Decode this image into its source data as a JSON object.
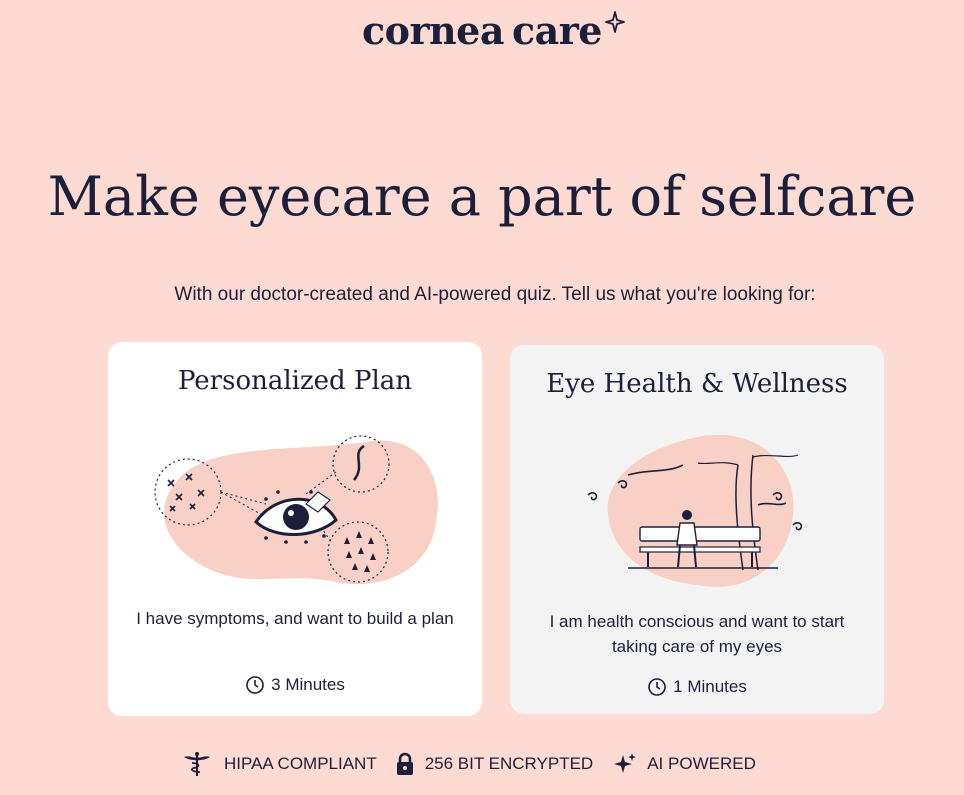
{
  "brand": {
    "name_part1": "cornea",
    "name_part2": "care"
  },
  "hero": {
    "headline": "Make eyecare a part of selfcare",
    "subline": "With our doctor-created and AI-powered quiz. Tell us what you're looking for:"
  },
  "cards": [
    {
      "title": "Personalized Plan",
      "description": "I have symptoms, and want to build a plan",
      "duration": "3 Minutes",
      "illustration": "eye-symptoms-illustration"
    },
    {
      "title": "Eye Health & Wellness",
      "description": "I am health conscious and want to start taking care of my eyes",
      "duration": "1 Minutes",
      "illustration": "person-on-bench-under-tree-illustration"
    }
  ],
  "badges": [
    {
      "icon": "caduceus-icon",
      "label": "HIPAA COMPLIANT"
    },
    {
      "icon": "lock-icon",
      "label": "256 BIT ENCRYPTED"
    },
    {
      "icon": "sparkle-icon",
      "label": "AI POWERED"
    }
  ],
  "colors": {
    "background": "#fddbd2",
    "text": "#1c1f3b",
    "card_primary": "#ffffff",
    "card_secondary": "#f4f3f4",
    "blob": "#f8d0c6"
  }
}
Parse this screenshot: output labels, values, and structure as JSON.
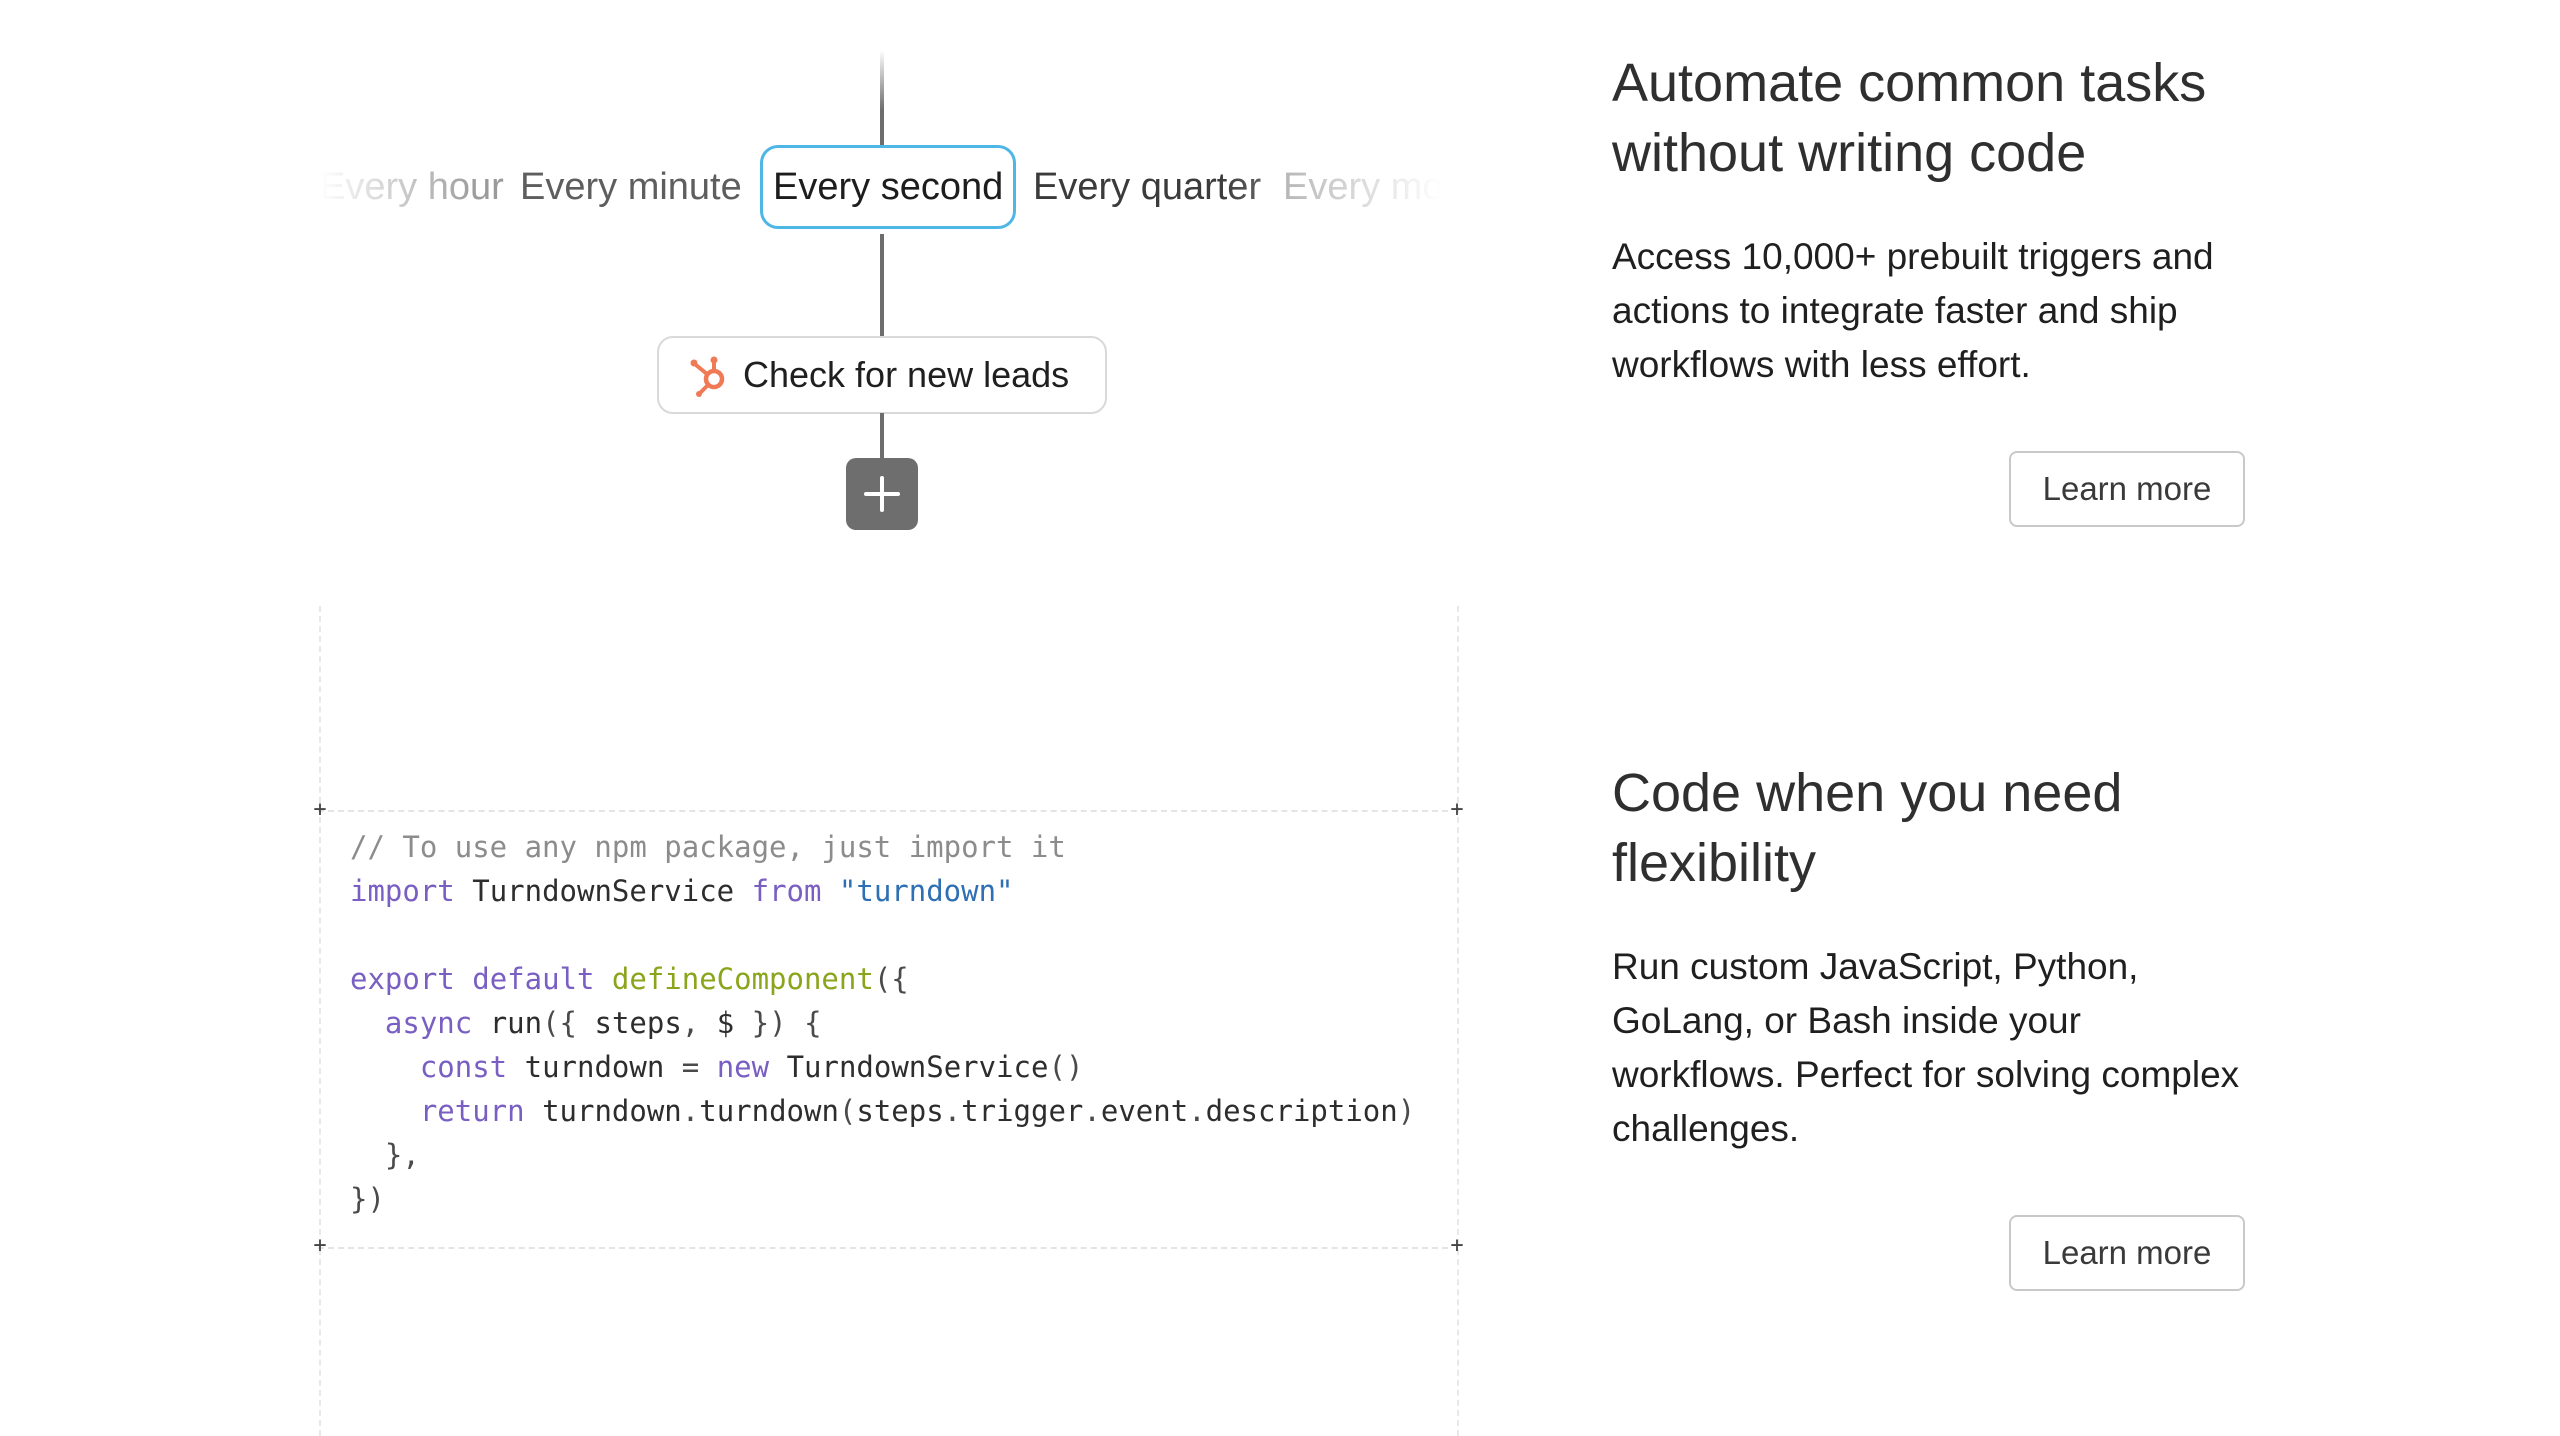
{
  "diagram": {
    "schedule_options": [
      {
        "label": "Every hour",
        "state": "faded"
      },
      {
        "label": "Every minute",
        "state": "normal"
      },
      {
        "label": "Every second",
        "state": "selected"
      },
      {
        "label": "Every quarter",
        "state": "normal"
      },
      {
        "label": "Every month",
        "state": "faded"
      }
    ],
    "trigger_step": {
      "label": "Check for new leads",
      "icon": "hubspot-icon"
    },
    "add_step_icon": "plus-icon"
  },
  "code_block": {
    "lines": [
      "// To use any npm package, just import it",
      "import TurndownService from \"turndown\"",
      "",
      "export default defineComponent({",
      "  async run({ steps, $ }) {",
      "    const turndown = new TurndownService()",
      "    return turndown.turndown(steps.trigger.event.description)",
      "  },",
      "})"
    ]
  },
  "features": [
    {
      "title_line1": "Automate common tasks",
      "title_line2": "without writing code",
      "description": "Access 10,000+ prebuilt triggers and actions to integrate faster and ship workflows with less effort.",
      "button_label": "Learn more"
    },
    {
      "title_line1": "Code when you need",
      "title_line2": "flexibility",
      "description": "Run custom JavaScript, Python, GoLang, or Bash inside your workflows. Perfect for solving complex challenges.",
      "button_label": "Learn more"
    }
  ],
  "colors": {
    "selected_border": "#4fb7e6",
    "hubspot_orange": "#ef7a55",
    "keyword_purple": "#7a5fc2",
    "string_blue": "#2f6fb3",
    "function_green": "#8aa51b"
  }
}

****************

▸ **Given instruction**:
From the data above, work out how many lines contain the string "Every" and reply with only the number.

▸ **Task output**:
5